==== Records for the task
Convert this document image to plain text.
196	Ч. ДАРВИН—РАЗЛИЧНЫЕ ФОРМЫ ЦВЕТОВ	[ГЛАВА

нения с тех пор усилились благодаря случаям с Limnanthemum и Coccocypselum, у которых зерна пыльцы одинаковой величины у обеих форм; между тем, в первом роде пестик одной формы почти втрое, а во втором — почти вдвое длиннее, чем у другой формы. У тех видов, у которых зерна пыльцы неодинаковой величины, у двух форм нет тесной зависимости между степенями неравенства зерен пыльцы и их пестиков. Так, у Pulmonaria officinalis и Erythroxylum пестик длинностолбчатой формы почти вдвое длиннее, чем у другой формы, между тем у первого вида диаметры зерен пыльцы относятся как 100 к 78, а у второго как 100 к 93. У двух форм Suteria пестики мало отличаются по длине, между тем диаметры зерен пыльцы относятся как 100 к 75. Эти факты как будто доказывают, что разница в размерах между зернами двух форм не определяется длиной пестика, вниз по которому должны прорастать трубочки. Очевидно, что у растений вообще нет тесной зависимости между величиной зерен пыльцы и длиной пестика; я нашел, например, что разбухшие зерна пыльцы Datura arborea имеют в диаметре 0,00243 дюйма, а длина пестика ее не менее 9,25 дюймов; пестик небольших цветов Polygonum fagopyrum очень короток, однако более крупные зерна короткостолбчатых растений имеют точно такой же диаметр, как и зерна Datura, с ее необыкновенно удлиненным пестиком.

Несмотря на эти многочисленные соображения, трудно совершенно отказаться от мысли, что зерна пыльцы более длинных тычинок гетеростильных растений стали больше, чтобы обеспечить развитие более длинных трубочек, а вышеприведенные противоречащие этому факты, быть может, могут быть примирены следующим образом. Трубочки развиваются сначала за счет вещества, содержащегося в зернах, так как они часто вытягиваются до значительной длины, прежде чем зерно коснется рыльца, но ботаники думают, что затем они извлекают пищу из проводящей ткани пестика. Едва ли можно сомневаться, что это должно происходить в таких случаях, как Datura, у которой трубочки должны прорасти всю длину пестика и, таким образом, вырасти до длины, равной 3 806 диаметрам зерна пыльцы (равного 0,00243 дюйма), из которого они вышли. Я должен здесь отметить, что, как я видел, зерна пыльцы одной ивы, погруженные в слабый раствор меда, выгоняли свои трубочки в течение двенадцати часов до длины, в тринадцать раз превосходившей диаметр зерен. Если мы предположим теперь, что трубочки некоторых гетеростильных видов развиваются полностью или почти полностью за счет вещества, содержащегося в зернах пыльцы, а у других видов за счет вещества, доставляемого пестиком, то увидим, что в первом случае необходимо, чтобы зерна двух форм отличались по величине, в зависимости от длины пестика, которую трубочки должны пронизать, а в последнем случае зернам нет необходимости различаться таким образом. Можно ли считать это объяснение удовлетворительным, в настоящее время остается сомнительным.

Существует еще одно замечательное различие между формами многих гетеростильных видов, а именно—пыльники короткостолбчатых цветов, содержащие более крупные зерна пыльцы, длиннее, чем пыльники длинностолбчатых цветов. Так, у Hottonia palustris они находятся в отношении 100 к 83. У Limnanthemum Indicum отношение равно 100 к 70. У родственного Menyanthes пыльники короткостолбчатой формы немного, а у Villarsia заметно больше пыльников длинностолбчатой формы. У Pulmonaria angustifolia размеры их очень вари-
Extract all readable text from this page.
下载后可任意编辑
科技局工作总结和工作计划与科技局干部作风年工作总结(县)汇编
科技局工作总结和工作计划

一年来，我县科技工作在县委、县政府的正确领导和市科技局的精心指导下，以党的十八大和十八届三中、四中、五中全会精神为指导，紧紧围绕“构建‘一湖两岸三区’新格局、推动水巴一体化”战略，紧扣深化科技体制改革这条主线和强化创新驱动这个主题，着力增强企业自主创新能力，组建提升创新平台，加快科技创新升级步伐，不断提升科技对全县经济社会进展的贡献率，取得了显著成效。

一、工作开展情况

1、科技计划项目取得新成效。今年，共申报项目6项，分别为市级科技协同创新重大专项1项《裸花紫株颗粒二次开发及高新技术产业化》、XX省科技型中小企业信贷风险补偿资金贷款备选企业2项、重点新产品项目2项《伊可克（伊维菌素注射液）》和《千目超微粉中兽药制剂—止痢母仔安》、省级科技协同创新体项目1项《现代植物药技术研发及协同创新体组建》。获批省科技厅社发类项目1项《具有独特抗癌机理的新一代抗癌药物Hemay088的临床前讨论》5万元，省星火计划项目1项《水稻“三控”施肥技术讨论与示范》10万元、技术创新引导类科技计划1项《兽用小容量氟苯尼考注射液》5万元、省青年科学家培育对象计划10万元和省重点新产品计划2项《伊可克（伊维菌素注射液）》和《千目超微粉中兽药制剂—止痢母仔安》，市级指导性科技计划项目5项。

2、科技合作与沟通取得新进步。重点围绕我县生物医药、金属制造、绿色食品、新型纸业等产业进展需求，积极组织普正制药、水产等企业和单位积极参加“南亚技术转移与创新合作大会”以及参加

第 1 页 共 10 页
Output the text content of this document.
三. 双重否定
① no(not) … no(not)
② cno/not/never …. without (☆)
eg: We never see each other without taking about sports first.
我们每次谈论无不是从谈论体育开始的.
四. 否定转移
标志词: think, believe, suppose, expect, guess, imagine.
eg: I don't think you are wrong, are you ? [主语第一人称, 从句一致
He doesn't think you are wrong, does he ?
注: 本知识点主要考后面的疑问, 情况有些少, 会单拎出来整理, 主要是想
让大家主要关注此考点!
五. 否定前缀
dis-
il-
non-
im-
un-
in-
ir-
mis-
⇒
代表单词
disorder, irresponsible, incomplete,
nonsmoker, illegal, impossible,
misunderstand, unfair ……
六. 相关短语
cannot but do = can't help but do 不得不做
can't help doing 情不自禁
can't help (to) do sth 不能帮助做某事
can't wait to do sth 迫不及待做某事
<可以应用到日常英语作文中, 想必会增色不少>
========
- Task directions -
Pick out each line containing "document" and report it.

- Complete response -
Convert this document image to plain text.
Output the text content of this document.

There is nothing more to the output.